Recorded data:
------------------------------------
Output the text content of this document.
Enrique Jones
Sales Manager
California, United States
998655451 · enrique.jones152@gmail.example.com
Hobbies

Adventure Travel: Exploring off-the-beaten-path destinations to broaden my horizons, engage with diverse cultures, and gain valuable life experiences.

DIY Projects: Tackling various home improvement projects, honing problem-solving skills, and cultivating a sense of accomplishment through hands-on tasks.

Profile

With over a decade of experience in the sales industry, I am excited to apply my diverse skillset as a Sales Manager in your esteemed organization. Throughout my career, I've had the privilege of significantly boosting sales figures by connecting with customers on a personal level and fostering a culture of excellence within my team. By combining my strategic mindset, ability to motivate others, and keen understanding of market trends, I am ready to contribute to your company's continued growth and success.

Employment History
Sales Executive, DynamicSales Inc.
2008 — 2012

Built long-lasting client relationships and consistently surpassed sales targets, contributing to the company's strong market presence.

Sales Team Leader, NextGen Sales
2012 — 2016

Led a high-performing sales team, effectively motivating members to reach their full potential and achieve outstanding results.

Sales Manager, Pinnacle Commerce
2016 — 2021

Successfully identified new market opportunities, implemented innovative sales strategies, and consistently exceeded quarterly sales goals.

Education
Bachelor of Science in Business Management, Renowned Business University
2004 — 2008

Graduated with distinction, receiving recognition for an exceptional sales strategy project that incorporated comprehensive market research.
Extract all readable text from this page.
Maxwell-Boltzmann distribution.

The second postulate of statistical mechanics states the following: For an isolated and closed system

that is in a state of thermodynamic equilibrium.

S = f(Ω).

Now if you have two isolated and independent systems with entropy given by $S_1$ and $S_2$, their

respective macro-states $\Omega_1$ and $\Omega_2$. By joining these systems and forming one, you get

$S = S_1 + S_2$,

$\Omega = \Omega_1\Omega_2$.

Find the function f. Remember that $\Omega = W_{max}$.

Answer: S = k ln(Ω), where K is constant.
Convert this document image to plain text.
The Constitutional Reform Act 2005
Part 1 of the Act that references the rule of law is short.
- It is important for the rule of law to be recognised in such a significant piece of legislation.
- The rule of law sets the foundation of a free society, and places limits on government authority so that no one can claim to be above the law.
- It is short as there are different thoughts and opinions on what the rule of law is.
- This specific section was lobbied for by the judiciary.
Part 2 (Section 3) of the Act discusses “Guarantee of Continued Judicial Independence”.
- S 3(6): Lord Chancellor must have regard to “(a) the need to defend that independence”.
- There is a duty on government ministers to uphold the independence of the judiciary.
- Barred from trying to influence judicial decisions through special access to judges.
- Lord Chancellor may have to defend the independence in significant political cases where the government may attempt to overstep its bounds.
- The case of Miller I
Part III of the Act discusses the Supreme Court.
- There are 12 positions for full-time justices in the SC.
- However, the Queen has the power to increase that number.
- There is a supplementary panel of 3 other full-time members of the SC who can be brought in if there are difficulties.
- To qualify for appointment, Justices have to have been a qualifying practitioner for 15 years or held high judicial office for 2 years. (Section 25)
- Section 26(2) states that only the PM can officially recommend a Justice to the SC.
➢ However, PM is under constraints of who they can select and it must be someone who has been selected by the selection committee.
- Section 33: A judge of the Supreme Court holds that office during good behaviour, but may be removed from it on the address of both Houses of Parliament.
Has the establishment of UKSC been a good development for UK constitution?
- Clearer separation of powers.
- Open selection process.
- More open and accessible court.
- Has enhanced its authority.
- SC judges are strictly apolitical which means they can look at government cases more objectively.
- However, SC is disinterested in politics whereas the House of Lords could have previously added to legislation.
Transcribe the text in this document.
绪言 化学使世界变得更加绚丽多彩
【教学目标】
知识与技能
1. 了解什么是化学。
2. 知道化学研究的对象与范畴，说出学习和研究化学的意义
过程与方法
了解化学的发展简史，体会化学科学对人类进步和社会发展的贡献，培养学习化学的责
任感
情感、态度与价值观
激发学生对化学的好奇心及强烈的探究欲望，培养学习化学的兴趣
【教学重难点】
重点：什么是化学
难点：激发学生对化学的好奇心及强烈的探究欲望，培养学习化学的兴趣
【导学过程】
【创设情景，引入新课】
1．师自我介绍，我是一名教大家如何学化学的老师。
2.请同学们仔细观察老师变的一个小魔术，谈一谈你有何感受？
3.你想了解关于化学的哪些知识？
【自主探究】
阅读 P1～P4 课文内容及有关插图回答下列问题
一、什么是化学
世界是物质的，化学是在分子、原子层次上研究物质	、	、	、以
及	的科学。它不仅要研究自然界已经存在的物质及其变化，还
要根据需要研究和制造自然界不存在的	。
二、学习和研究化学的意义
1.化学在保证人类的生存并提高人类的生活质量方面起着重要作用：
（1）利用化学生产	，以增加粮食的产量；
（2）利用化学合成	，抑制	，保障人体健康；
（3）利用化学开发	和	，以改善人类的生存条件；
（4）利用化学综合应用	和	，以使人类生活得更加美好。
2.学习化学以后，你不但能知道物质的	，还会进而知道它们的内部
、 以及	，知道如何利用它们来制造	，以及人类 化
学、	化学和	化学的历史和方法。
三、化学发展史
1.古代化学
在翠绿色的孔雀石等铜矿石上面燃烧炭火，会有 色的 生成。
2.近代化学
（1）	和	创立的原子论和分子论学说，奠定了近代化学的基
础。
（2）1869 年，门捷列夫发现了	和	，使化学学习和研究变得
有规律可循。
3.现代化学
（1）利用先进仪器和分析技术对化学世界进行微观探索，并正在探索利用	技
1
------------------------------------
Given problem:
Find every line containing the word "with", then give the total and nothing more.

Reply:
4